[Your objective]: From the listing below, pull out the lines that hold "slope".

[Rows]:
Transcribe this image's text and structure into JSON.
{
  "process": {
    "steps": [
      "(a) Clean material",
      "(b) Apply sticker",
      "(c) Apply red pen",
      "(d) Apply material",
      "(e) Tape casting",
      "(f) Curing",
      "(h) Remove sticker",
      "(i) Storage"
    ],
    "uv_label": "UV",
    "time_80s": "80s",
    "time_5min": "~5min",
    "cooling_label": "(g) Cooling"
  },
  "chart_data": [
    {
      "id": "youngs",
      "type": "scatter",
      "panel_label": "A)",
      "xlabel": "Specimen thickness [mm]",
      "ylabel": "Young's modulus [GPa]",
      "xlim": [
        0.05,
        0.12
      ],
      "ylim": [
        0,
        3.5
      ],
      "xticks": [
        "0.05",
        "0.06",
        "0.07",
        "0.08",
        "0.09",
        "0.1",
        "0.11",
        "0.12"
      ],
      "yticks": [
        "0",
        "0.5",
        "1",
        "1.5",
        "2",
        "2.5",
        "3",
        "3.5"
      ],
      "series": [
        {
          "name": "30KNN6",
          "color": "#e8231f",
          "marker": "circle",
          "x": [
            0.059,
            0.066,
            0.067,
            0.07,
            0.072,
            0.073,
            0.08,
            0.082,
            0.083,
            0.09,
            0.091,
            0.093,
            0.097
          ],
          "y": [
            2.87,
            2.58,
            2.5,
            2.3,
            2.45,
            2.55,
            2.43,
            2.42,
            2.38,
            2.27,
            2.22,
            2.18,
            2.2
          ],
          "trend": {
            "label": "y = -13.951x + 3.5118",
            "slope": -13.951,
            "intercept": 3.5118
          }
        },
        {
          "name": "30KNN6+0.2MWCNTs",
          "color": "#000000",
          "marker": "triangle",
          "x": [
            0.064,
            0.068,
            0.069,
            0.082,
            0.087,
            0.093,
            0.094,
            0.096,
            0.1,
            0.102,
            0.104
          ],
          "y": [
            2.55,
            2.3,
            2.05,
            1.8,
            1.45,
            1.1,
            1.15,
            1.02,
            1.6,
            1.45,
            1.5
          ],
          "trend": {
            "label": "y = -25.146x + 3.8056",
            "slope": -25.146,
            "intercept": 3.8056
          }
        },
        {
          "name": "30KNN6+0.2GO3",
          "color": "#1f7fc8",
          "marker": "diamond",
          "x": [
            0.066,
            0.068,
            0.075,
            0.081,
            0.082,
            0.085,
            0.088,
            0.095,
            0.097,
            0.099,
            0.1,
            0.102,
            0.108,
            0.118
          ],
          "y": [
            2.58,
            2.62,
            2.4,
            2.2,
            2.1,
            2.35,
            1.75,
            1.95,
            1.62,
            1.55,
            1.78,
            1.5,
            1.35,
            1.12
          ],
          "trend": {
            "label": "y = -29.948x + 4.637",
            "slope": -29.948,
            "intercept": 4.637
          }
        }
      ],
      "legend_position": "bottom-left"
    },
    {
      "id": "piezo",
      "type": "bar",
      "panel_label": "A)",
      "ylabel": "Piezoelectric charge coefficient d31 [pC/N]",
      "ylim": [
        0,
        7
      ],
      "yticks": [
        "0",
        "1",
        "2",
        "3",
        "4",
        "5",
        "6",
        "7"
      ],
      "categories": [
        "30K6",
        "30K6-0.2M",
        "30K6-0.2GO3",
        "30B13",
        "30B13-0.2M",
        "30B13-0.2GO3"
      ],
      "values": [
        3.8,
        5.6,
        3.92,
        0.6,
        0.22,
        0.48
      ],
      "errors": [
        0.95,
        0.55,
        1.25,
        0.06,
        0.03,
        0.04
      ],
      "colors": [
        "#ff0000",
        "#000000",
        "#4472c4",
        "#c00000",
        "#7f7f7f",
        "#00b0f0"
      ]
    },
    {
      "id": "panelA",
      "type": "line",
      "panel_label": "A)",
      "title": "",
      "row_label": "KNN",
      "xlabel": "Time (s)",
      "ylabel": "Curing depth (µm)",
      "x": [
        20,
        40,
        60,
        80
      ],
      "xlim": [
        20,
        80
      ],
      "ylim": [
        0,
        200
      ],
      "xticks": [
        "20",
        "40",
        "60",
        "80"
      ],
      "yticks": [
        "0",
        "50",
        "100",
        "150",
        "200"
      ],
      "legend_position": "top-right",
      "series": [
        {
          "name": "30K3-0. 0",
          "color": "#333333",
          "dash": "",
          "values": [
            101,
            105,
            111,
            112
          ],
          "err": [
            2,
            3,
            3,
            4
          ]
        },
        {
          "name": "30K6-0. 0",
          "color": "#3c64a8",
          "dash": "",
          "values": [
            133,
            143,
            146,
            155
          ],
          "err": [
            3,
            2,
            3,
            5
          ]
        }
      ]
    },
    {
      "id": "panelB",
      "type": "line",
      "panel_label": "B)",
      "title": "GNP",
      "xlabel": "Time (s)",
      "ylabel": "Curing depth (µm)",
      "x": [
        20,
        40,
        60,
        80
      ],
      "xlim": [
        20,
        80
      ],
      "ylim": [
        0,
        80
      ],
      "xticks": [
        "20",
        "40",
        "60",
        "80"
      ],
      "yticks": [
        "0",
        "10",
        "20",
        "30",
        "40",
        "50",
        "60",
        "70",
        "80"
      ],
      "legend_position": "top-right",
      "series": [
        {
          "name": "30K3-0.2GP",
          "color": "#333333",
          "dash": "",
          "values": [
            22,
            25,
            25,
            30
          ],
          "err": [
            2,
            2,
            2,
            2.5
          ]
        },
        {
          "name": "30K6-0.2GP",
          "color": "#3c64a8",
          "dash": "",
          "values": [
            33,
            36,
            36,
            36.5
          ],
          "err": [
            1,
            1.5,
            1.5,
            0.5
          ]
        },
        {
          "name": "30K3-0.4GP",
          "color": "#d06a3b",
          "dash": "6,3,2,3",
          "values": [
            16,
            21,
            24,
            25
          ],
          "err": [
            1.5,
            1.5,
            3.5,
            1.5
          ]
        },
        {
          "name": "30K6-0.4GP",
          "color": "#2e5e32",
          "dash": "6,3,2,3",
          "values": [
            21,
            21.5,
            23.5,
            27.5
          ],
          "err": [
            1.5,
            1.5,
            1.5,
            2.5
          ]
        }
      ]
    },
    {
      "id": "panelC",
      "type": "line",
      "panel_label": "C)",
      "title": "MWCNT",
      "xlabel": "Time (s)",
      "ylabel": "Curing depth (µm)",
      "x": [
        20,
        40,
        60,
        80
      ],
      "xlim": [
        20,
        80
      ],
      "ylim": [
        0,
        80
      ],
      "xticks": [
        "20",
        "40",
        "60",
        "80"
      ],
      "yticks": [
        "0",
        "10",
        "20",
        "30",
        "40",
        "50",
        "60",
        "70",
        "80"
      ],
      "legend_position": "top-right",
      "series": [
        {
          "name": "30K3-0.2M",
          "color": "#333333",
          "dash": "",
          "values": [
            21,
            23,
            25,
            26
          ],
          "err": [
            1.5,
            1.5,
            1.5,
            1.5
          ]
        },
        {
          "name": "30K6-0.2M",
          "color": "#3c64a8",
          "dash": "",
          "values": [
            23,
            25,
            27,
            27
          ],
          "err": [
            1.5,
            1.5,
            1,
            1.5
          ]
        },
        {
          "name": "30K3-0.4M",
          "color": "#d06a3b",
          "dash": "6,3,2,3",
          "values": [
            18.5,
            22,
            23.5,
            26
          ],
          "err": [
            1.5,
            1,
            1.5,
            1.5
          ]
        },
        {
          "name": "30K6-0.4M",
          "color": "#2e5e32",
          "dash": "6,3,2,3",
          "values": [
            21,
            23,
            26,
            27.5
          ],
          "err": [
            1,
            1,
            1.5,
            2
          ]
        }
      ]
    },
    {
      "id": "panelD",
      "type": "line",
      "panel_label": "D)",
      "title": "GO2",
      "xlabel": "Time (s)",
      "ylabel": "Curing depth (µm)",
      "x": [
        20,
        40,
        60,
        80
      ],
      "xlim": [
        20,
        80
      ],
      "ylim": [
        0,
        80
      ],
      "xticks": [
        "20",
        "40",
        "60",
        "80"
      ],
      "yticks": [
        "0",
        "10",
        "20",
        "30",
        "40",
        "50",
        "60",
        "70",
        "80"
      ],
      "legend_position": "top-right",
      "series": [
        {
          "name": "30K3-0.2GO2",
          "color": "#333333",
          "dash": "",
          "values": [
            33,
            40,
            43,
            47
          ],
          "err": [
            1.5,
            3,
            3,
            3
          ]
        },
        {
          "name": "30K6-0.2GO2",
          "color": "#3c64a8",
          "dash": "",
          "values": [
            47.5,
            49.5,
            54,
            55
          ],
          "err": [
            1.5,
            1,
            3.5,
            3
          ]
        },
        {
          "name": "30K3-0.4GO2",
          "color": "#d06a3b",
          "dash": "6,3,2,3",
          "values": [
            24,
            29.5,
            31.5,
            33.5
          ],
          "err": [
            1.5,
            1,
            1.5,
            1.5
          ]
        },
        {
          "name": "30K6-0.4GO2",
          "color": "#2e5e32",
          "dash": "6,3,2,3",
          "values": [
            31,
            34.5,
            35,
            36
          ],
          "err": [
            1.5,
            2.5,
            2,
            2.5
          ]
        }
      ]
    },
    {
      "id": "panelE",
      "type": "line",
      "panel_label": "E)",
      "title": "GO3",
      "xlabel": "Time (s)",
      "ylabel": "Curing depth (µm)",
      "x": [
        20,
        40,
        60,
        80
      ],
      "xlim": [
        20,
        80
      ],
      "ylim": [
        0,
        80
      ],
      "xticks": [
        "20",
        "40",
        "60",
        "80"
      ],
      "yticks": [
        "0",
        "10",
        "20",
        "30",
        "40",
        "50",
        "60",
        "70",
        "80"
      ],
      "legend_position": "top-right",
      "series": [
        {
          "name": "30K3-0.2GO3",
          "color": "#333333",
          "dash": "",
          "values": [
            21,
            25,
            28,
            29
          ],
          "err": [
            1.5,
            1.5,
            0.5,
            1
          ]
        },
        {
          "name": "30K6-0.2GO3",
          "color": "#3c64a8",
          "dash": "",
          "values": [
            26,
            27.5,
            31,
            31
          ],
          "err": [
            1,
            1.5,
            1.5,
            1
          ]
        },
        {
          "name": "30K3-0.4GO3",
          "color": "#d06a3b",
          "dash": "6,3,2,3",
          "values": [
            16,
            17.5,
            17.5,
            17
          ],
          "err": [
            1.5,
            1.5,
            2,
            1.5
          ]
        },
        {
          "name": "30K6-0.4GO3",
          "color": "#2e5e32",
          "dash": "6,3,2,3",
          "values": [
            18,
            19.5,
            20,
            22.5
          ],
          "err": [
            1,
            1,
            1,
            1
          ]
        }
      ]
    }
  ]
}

[Output]:
            "slope": -13.951,
            "slope": -25.146,
            "slope": -29.948,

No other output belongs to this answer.